(Problem requirements):
For each line that holds "priority", copy the line out.
--*--
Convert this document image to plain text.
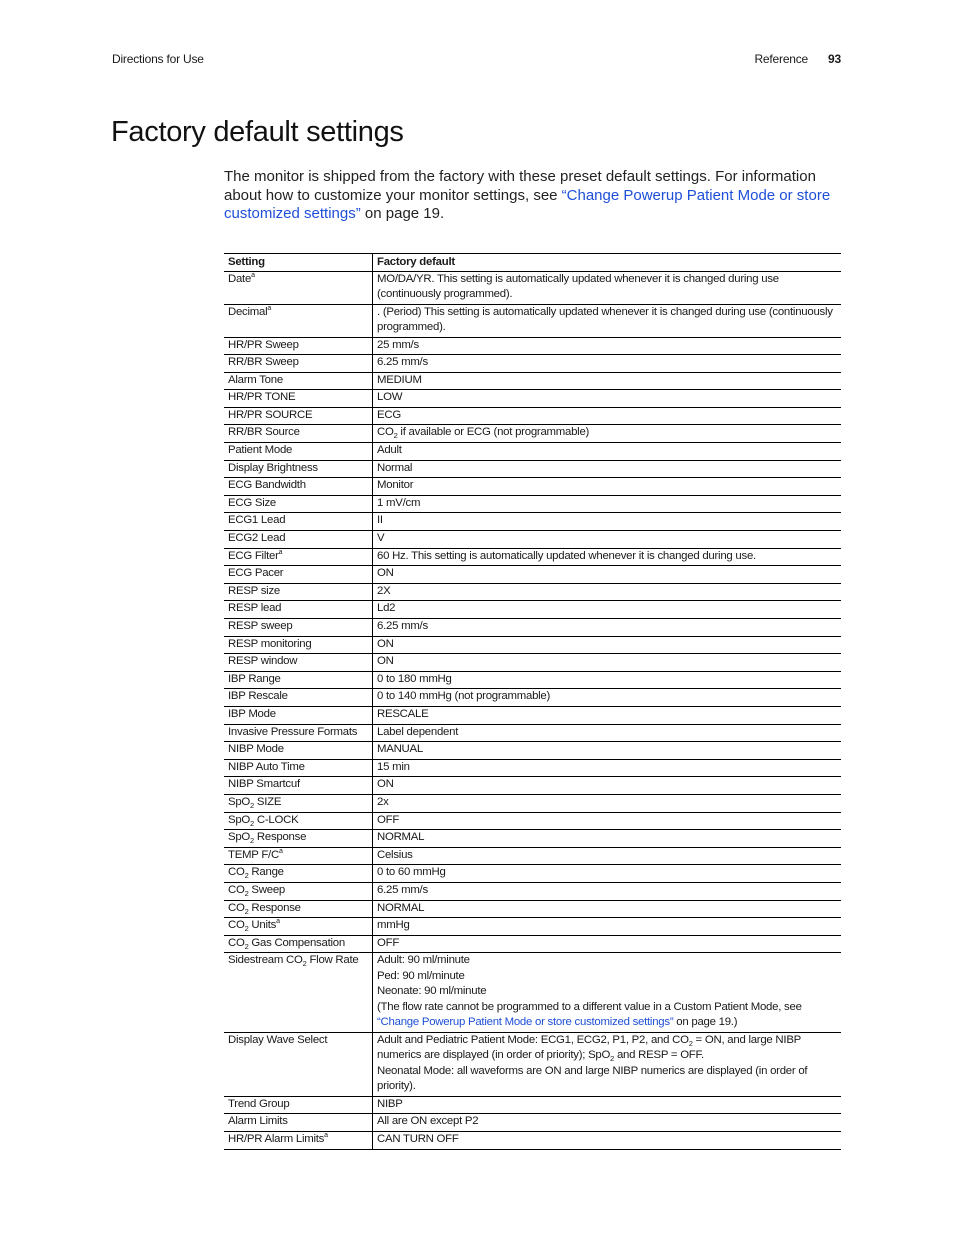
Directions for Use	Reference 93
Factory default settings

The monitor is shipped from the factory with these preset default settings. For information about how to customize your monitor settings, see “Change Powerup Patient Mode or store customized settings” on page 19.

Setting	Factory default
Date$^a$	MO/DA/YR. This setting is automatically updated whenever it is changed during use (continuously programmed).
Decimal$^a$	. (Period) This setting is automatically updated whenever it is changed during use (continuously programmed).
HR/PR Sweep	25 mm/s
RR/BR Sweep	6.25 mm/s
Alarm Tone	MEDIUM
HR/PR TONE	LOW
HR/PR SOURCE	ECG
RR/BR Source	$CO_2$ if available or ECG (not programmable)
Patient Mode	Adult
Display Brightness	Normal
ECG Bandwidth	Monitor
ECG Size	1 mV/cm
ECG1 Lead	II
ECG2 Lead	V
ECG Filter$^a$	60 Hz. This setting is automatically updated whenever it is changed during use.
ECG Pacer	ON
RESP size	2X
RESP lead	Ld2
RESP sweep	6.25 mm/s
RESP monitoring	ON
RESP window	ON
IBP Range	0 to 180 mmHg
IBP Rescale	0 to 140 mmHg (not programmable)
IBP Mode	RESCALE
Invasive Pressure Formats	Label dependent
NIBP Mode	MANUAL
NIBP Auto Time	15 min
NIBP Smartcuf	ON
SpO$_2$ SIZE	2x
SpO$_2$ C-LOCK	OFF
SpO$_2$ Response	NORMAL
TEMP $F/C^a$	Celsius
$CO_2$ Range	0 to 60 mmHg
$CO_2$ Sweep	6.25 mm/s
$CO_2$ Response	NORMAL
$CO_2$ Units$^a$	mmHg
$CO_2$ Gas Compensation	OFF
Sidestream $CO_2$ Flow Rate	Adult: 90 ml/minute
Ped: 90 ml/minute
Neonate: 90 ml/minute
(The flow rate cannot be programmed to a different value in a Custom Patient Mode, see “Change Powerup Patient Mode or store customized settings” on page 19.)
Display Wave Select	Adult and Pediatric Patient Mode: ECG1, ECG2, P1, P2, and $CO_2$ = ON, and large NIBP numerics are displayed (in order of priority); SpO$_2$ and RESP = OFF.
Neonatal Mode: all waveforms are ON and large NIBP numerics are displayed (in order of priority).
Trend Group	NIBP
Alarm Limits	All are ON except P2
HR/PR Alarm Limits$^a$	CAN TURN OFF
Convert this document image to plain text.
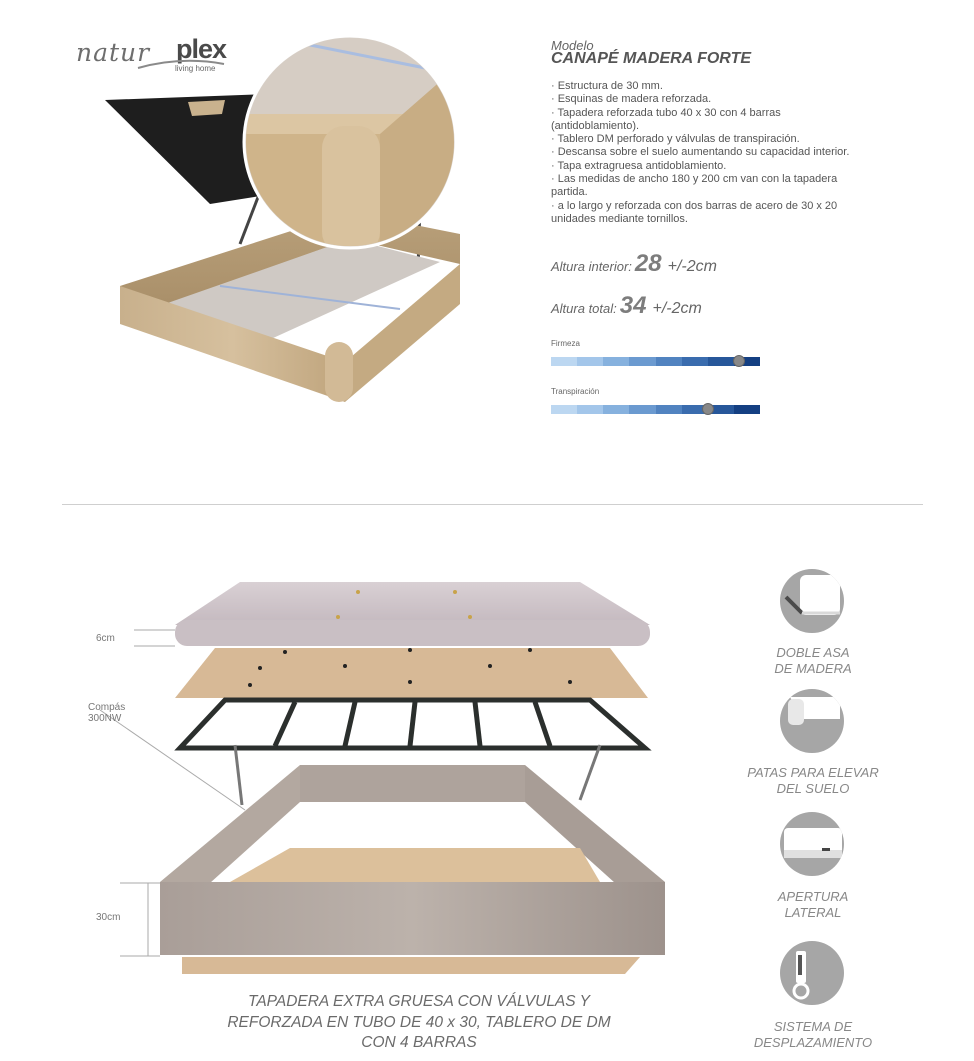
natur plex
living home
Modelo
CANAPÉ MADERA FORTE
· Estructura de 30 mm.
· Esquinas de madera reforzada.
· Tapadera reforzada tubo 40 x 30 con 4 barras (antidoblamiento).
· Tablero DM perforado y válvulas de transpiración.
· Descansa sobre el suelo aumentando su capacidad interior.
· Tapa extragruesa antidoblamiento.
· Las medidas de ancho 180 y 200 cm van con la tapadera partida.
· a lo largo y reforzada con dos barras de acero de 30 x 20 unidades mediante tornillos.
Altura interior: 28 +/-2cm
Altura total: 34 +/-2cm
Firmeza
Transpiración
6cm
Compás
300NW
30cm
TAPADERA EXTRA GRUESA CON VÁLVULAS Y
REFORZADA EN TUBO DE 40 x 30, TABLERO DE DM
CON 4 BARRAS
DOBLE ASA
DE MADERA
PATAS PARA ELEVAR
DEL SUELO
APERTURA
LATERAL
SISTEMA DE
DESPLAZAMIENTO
--*--
(Reply to the exercise):
Display Wave Select	Adult and Pediatric Patient Mode: ECG1, ECG2, P1, P2, and $CO_2$ = ON, and large NIBP numerics are displayed (in order of priority); SpO$_2$ and RESP = OFF.
Neonatal Mode: all waveforms are ON and large NIBP numerics are displayed (in order of priority).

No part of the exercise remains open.